### Rows

******************************

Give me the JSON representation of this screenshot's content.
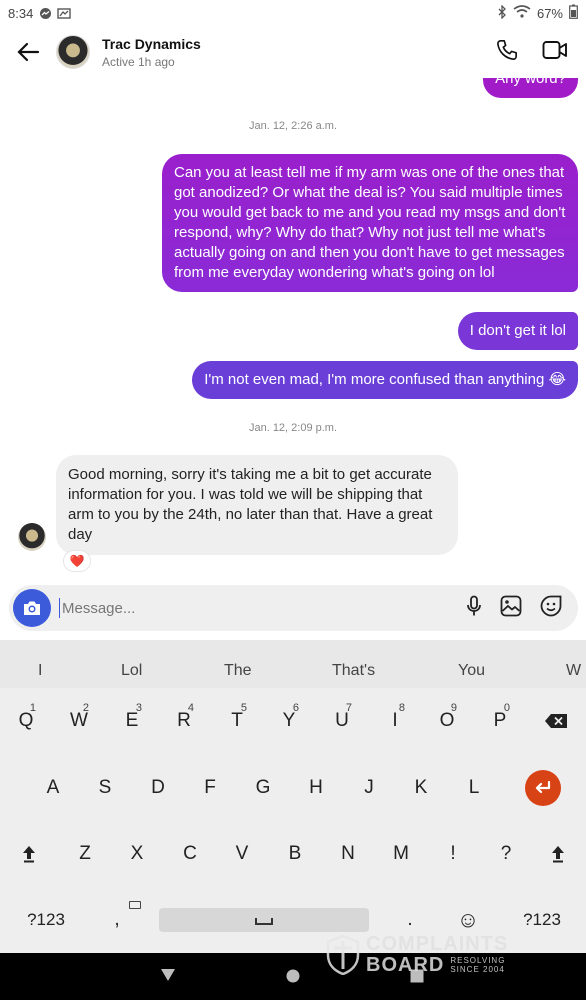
{
  "status": {
    "time": "8:34",
    "battery": "67%"
  },
  "header": {
    "name": "Trac Dynamics",
    "active": "Active 1h ago"
  },
  "messages": {
    "partial_top": "Any word?",
    "stamp1": "Jan. 12, 2:26 a.m.",
    "out1": "Can you at least tell me if my arm was one of the ones that got anodized? Or what the deal is? You said multiple times you would get back to me and you read my msgs and don't respond, why? Why do that? Why not just tell me what's actually going on and then you don't have to get messages from me everyday wondering what's going on lol",
    "out2": "I don't get it lol",
    "out3": "I'm not even mad, I'm more confused than anything 😂",
    "stamp2": "Jan. 12, 2:09 p.m.",
    "in1": "Good morning, sorry it's taking me a bit to get accurate information for you. I was told we will be shipping that arm to you by the 24th, no later than that. Have a great day",
    "reaction": "❤️"
  },
  "composer": {
    "placeholder": "Message..."
  },
  "keyboard": {
    "suggestions": [
      "I",
      "Lol",
      "The",
      "That's",
      "You",
      "W"
    ],
    "row1": [
      "Q",
      "W",
      "E",
      "R",
      "T",
      "Y",
      "U",
      "I",
      "O",
      "P"
    ],
    "row1_nums": [
      "1",
      "2",
      "3",
      "4",
      "5",
      "6",
      "7",
      "8",
      "9",
      "0"
    ],
    "row2": [
      "A",
      "S",
      "D",
      "F",
      "G",
      "H",
      "J",
      "K",
      "L"
    ],
    "row3": [
      "Z",
      "X",
      "C",
      "V",
      "B",
      "N",
      "M",
      "!",
      "?"
    ],
    "sym_left": "?123",
    "sym_right": "?123",
    "comma": ",",
    "period": ".",
    "emoji": "☺"
  },
  "watermark": {
    "line1": "COMPLAINTS",
    "line2": "BOARD",
    "tag1": "RESOLVING",
    "tag2": "SINCE 2004"
  },
  "colors": {
    "bubble_top": "#a21bc9",
    "bubble_mid": "#8a2bd6",
    "bubble_bottom": "#6a3fd8",
    "accent": "#3b5bdb",
    "enter": "#d84315"
  }
}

******************************

### Stated goal
Output all of the records exactly as they appear above, but not the pictures.

### Task answer
Give me the JSON representation of this screenshot's content.
{
  "status": {
    "time": "8:34",
    "battery": "67%"
  },
  "header": {
    "name": "Trac Dynamics",
    "active": "Active 1h ago"
  },
  "messages": {
    "partial_top": "Any word?",
    "stamp1": "Jan. 12, 2:26 a.m.",
    "out1": "Can you at least tell me if my arm was one of the ones that got anodized? Or what the deal is? You said multiple times you would get back to me and you read my msgs and don't respond, why? Why do that? Why not just tell me what's actually going on and then you don't have to get messages from me everyday wondering what's going on lol",
    "out2": "I don't get it lol",
    "out3": "I'm not even mad, I'm more confused than anything 😂",
    "stamp2": "Jan. 12, 2:09 p.m.",
    "in1": "Good morning, sorry it's taking me a bit to get accurate information for you. I was told we will be shipping that arm to you by the 24th, no later than that. Have a great day",
    "reaction": "❤️"
  },
  "composer": {
    "placeholder": "Message..."
  },
  "keyboard": {
    "suggestions": [
      "I",
      "Lol",
      "The",
      "That's",
      "You",
      "W"
    ],
    "row1": [
      "Q",
      "W",
      "E",
      "R",
      "T",
      "Y",
      "U",
      "I",
      "O",
      "P"
    ],
    "row1_nums": [
      "1",
      "2",
      "3",
      "4",
      "5",
      "6",
      "7",
      "8",
      "9",
      "0"
    ],
    "row2": [
      "A",
      "S",
      "D",
      "F",
      "G",
      "H",
      "J",
      "K",
      "L"
    ],
    "row3": [
      "Z",
      "X",
      "C",
      "V",
      "B",
      "N",
      "M",
      "!",
      "?"
    ],
    "sym_left": "?123",
    "sym_right": "?123",
    "comma": ",",
    "period": ".",
    "emoji": "☺"
  },
  "watermark": {
    "line1": "COMPLAINTS",
    "line2": "BOARD",
    "tag1": "RESOLVING",
    "tag2": "SINCE 2004"
  },
  "colors": {
    "bubble_top": "#a21bc9",
    "bubble_mid": "#8a2bd6",
    "bubble_bottom": "#6a3fd8",
    "accent": "#3b5bdb",
    "enter": "#d84315"
  }
}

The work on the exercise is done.